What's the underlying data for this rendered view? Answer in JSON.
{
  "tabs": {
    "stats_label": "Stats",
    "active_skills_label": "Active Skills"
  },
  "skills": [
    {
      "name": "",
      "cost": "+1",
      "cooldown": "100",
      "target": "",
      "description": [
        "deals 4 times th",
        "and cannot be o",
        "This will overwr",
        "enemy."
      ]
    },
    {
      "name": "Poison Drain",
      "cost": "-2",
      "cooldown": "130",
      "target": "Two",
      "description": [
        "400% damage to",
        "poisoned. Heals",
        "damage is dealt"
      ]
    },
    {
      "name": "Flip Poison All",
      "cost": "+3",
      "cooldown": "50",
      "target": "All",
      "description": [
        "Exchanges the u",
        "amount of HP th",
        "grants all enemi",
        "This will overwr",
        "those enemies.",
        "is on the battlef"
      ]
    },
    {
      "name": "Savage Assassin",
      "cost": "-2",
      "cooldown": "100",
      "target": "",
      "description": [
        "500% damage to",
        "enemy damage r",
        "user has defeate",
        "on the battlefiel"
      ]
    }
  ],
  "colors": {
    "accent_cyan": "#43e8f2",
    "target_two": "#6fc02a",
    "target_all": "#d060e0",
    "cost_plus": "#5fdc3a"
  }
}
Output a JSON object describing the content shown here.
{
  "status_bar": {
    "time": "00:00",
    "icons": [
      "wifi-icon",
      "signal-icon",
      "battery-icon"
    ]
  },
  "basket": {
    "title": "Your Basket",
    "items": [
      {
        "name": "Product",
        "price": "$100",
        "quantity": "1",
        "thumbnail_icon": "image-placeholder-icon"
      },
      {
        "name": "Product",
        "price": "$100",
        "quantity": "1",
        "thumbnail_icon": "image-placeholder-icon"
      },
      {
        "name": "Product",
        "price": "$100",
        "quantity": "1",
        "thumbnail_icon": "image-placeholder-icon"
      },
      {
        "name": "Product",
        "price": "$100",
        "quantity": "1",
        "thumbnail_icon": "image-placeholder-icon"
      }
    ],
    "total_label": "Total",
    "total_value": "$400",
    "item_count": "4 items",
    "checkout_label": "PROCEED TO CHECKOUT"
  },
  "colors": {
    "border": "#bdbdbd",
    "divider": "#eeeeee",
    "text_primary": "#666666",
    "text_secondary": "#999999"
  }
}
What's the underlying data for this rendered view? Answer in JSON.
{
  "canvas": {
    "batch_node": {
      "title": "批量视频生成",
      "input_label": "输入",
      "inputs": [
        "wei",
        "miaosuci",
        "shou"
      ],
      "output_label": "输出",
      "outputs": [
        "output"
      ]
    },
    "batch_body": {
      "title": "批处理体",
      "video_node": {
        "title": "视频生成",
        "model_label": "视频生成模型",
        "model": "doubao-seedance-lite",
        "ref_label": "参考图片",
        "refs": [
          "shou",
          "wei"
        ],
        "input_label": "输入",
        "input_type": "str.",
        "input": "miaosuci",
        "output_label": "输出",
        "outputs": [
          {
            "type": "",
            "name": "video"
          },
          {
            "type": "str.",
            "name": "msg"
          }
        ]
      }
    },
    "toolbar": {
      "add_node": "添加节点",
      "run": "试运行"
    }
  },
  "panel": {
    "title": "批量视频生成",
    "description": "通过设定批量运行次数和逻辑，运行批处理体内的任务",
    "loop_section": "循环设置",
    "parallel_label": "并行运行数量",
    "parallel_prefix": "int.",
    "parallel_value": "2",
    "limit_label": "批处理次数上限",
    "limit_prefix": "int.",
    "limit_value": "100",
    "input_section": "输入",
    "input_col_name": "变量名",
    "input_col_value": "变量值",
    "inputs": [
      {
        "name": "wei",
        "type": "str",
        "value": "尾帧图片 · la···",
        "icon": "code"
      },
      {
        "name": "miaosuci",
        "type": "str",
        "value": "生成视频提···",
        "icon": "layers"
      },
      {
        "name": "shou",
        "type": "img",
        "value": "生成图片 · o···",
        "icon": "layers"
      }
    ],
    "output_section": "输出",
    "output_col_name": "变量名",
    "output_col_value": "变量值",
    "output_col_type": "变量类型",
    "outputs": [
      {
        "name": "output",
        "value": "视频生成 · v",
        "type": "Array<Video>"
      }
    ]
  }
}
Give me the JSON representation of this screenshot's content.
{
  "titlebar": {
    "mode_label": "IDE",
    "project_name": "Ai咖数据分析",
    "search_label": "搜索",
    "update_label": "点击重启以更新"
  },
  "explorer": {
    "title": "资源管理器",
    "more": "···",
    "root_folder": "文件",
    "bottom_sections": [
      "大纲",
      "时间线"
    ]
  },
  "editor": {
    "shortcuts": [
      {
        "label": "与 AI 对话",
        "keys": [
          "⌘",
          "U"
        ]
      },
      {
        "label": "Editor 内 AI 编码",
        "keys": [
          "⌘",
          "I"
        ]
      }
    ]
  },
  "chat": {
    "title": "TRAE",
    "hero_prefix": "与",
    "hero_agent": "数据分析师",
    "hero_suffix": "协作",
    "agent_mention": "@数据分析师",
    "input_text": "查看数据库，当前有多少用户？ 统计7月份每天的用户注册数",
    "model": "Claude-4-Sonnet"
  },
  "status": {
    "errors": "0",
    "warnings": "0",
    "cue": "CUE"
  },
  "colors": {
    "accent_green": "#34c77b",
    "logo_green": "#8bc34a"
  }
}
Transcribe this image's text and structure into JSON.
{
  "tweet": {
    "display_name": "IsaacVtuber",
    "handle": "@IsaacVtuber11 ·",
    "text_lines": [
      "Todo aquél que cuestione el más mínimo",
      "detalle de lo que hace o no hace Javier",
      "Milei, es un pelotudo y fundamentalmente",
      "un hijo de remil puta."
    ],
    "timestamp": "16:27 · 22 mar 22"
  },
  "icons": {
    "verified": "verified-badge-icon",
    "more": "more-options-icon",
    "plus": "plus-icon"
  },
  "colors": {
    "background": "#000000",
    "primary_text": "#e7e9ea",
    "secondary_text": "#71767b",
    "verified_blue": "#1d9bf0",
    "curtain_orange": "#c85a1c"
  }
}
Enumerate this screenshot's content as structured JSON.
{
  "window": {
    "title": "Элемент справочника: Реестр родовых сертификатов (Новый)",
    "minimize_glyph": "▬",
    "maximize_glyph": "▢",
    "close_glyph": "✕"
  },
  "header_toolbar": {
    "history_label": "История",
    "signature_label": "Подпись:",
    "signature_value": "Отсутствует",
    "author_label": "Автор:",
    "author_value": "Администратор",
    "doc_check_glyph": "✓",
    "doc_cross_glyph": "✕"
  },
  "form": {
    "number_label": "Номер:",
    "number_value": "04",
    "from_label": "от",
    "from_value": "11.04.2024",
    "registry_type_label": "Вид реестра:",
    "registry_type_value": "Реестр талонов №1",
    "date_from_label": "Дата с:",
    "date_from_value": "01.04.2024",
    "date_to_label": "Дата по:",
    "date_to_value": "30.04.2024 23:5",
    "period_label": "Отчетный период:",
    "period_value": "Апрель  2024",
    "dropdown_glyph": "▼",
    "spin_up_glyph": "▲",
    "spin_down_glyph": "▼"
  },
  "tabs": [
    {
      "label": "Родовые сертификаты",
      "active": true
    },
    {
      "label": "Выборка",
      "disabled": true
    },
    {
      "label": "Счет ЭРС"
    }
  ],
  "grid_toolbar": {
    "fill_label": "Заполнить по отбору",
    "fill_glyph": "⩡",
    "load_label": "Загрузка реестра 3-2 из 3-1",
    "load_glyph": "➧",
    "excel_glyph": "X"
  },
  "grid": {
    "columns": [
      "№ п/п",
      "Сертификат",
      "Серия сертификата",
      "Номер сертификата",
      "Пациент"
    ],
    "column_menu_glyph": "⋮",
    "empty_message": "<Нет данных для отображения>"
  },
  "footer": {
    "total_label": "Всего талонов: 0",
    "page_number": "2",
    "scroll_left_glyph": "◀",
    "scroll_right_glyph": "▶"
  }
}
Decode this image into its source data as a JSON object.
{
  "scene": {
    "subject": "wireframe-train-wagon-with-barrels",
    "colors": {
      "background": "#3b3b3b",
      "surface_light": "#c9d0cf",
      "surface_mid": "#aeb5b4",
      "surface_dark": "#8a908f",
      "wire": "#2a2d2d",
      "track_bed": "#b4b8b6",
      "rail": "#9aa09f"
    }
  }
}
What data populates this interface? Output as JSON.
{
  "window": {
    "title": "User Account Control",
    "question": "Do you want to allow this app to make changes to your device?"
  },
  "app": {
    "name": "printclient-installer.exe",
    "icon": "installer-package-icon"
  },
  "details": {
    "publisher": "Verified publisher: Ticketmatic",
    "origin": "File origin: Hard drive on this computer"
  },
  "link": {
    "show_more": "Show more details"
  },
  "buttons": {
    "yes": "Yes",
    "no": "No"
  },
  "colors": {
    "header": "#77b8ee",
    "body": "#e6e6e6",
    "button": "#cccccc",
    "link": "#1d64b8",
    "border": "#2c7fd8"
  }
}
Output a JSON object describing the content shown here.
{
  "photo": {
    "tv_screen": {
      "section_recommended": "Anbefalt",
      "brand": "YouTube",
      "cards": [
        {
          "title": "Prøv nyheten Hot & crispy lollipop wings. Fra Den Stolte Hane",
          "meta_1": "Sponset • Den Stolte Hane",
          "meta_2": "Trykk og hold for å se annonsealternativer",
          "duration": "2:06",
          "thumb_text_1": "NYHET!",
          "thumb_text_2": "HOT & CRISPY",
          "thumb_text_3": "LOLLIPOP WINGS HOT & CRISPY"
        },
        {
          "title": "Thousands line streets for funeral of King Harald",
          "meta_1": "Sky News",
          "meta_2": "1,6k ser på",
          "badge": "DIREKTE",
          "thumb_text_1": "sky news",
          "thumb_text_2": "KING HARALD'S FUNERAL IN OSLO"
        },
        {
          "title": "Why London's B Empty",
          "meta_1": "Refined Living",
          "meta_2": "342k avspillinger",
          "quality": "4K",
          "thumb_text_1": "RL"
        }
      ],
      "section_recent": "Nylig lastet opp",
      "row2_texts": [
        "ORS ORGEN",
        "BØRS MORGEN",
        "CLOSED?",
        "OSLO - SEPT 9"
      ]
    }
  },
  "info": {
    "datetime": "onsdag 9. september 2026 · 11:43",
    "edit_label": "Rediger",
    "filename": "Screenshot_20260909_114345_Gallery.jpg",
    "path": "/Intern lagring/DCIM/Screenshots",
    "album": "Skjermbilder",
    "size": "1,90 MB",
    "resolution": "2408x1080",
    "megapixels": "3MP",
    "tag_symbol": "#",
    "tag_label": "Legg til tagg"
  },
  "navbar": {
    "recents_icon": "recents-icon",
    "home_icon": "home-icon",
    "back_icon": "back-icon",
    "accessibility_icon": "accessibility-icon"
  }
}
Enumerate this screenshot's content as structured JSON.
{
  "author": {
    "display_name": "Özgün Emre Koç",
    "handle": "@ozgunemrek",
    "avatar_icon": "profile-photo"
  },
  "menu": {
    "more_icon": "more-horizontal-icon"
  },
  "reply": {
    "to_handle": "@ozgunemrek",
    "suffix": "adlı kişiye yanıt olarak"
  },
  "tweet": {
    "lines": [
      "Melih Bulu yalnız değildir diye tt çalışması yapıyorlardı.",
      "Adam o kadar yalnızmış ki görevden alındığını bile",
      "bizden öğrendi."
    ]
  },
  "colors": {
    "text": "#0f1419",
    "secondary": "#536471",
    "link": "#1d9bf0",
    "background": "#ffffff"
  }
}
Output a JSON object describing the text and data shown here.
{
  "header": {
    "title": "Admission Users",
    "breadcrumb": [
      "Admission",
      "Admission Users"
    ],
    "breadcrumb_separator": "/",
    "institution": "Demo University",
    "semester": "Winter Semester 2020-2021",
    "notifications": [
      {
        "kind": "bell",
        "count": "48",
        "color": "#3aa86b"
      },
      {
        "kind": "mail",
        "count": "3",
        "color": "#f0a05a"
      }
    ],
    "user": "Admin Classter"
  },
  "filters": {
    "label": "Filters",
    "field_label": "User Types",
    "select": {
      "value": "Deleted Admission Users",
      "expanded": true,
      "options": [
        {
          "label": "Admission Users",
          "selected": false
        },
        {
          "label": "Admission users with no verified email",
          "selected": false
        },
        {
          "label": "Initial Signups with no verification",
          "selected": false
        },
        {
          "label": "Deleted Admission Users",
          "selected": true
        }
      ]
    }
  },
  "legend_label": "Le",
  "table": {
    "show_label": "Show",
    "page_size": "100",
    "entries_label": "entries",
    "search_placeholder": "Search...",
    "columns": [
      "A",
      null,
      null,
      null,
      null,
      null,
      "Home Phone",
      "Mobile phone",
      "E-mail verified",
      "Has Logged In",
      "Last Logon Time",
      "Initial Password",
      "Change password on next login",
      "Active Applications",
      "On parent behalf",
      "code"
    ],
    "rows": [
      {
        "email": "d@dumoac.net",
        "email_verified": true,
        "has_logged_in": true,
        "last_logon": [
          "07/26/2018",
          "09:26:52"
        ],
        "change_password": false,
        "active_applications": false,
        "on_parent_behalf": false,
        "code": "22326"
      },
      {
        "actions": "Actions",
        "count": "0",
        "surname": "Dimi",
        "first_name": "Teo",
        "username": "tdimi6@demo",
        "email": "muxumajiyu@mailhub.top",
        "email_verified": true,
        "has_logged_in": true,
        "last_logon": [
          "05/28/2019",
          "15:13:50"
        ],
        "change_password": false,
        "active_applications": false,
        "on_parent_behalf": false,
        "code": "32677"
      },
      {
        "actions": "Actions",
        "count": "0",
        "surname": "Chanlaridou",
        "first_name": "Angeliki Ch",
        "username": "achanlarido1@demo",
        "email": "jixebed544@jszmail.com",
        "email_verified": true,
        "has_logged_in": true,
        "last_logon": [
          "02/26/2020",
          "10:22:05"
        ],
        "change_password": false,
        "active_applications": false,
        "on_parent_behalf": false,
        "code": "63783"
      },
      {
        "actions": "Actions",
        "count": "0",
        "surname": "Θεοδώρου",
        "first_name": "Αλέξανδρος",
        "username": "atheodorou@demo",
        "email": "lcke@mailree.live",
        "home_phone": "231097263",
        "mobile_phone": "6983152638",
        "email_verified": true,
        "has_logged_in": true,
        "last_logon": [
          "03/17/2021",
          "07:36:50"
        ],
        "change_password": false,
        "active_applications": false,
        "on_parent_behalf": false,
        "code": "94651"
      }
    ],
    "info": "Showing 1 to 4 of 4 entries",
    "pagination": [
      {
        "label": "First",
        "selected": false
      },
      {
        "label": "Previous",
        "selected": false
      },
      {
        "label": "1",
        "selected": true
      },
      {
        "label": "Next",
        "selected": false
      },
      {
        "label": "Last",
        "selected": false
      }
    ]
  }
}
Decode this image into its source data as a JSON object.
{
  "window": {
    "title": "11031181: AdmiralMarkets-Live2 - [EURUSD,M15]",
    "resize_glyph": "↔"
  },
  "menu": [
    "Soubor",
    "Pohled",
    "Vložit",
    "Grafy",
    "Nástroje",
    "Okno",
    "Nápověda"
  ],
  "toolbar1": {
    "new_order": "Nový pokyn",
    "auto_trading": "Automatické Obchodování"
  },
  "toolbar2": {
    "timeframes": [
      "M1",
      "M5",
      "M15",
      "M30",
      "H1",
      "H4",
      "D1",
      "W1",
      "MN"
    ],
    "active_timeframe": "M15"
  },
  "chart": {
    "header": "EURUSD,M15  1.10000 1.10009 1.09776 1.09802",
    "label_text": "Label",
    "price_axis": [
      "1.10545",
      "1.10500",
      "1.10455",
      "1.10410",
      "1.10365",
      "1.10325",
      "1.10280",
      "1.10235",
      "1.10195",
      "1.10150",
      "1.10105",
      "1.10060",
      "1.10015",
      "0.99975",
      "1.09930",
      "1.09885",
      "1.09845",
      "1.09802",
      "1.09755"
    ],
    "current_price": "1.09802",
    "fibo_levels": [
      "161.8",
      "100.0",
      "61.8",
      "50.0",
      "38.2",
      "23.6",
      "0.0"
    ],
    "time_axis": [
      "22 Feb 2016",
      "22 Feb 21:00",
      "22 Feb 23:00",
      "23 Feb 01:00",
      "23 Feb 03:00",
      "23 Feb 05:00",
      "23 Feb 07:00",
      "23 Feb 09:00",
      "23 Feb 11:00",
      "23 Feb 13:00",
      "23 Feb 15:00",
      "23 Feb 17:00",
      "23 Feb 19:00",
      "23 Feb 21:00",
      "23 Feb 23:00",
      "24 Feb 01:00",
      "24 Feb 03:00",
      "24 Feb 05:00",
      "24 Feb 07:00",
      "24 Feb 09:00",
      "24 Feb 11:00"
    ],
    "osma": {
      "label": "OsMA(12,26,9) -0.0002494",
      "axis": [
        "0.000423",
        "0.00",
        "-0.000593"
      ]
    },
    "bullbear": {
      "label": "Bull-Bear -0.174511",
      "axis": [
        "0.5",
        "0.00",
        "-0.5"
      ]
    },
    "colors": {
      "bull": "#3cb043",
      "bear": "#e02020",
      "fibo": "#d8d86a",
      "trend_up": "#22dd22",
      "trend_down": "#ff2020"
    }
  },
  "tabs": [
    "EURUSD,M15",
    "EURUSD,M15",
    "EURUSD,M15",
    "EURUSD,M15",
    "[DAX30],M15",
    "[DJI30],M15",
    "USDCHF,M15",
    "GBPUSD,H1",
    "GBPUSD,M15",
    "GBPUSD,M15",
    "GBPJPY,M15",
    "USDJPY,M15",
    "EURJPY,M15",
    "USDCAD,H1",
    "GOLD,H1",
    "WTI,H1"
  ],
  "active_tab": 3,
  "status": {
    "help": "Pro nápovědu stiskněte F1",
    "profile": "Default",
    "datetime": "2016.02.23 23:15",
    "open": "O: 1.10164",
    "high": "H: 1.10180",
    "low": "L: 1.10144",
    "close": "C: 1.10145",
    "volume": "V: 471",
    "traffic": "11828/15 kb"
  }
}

• _Set problem_
Using the listing, collect all lines in which the string "more" is found.

• _The completed task_
    "more": "···",
    "more": "more-options-icon",
    "show_more": "Show more details"
    "more_icon": "more-horizontal-icon"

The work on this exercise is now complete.